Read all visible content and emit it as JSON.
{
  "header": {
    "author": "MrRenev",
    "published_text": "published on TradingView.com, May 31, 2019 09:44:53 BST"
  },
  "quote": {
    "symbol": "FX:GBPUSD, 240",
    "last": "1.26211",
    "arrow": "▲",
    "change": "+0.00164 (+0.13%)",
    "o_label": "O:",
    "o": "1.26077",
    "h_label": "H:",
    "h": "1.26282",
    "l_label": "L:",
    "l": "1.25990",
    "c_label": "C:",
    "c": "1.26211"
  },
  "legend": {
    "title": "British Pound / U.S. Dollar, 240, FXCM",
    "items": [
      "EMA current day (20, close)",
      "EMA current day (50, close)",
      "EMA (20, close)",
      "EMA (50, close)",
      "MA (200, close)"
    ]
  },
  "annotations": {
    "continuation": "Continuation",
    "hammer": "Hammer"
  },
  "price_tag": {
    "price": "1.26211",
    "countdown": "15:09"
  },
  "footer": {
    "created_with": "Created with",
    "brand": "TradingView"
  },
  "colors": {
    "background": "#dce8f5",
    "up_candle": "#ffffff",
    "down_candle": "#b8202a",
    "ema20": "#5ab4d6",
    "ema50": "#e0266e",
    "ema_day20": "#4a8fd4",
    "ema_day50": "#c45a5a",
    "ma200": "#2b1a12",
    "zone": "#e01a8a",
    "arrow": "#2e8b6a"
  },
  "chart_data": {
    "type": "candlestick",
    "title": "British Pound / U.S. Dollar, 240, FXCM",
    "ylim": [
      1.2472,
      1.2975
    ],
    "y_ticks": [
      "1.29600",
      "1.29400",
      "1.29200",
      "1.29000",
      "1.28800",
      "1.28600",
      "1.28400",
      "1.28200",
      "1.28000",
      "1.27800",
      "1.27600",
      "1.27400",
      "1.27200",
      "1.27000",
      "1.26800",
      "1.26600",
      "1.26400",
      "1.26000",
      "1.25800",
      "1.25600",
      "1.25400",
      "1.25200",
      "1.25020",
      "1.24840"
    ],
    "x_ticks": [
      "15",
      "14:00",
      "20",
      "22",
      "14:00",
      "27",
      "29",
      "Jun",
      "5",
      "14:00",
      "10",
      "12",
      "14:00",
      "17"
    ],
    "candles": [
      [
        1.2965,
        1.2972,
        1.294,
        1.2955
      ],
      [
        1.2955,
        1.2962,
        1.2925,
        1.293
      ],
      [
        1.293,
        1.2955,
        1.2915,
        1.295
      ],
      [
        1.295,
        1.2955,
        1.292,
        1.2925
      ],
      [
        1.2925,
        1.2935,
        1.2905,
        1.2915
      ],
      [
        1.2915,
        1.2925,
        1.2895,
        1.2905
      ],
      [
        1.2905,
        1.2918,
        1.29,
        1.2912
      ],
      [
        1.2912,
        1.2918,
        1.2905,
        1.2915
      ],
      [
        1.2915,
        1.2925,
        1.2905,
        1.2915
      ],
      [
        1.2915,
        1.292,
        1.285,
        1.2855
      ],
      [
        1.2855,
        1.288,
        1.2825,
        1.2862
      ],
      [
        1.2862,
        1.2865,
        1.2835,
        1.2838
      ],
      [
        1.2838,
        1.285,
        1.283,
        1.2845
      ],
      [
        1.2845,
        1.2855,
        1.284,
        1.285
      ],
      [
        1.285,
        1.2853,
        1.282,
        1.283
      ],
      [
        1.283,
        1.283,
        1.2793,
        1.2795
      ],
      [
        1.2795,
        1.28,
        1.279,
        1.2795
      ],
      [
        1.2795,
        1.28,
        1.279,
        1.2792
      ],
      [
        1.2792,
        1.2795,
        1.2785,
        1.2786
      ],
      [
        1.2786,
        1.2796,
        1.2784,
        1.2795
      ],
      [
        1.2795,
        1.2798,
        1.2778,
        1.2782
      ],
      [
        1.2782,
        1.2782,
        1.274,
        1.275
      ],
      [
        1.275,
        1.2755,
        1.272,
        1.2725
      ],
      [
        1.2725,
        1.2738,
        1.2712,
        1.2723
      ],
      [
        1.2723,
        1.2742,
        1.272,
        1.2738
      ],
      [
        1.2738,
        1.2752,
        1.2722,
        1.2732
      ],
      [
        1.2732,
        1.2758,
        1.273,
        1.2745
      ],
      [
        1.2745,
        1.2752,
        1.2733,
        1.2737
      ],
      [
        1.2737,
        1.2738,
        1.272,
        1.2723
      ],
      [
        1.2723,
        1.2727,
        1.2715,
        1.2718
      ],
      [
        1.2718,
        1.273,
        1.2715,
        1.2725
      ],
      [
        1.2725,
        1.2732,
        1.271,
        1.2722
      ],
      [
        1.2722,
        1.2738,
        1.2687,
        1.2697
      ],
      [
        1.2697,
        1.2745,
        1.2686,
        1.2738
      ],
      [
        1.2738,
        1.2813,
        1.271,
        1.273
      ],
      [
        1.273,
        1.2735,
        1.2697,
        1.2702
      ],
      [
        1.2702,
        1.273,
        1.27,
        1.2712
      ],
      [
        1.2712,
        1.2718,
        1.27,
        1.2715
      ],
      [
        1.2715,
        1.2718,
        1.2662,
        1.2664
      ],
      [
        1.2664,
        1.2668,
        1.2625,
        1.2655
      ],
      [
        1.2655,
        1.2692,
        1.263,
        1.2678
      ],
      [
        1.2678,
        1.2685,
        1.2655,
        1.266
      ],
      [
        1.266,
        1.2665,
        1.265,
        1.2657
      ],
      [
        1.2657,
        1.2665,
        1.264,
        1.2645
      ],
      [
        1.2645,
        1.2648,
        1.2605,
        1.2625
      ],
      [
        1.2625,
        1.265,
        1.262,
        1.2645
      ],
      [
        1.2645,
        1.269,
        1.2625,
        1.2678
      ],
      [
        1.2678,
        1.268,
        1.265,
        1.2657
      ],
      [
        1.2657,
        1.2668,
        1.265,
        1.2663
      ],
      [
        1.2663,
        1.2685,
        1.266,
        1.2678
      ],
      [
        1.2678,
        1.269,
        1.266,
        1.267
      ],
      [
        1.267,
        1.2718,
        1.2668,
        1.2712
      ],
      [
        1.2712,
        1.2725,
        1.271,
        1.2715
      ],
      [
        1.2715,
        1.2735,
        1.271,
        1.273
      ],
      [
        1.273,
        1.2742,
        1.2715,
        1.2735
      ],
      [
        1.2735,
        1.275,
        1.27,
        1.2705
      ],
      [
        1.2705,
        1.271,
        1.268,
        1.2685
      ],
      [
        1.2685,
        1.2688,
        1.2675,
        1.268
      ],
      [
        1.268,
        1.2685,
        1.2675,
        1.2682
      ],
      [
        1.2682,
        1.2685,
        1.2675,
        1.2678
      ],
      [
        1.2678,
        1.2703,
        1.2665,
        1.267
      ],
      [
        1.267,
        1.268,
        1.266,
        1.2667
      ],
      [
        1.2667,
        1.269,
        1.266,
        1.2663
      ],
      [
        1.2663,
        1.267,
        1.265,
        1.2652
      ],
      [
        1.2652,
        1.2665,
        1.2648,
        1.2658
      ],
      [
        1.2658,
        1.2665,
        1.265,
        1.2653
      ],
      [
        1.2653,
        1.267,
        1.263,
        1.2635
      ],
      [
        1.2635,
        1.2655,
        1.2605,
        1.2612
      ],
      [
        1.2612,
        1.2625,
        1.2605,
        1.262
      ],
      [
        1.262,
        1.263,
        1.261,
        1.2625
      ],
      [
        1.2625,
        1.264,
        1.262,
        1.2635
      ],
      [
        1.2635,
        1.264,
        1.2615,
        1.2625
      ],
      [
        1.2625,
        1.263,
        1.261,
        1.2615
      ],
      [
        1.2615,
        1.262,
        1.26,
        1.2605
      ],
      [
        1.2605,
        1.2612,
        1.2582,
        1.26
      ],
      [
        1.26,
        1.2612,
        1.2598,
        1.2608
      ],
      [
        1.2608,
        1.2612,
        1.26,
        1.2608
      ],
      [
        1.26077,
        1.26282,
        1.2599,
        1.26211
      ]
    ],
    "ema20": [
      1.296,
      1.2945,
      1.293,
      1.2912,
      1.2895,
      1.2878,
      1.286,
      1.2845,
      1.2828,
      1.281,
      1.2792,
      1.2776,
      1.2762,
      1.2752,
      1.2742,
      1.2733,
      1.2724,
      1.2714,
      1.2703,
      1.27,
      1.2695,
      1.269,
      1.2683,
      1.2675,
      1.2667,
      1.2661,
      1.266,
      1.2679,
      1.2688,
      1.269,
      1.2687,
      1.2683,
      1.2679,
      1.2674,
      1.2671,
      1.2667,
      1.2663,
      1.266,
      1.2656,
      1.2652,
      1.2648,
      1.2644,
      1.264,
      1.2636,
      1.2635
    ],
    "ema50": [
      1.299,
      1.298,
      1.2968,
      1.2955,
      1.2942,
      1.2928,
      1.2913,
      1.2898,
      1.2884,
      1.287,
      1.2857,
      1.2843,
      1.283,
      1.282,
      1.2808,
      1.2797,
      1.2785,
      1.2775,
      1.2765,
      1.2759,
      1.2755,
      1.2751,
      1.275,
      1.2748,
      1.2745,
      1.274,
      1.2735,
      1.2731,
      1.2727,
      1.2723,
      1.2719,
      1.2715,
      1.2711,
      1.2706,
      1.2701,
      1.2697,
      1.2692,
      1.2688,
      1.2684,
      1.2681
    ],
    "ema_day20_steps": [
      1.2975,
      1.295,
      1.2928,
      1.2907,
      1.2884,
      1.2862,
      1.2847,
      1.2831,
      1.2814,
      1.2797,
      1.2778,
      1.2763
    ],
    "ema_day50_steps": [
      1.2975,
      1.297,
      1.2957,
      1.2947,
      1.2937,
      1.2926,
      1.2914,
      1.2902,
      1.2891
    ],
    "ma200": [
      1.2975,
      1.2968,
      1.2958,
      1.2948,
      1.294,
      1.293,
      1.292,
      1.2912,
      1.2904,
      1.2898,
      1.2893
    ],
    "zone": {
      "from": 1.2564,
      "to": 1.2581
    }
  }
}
########
Copy every line in the listing above where the string "current" turns up.

      "EMA current day (20, close)",
      "EMA current day (50, close)",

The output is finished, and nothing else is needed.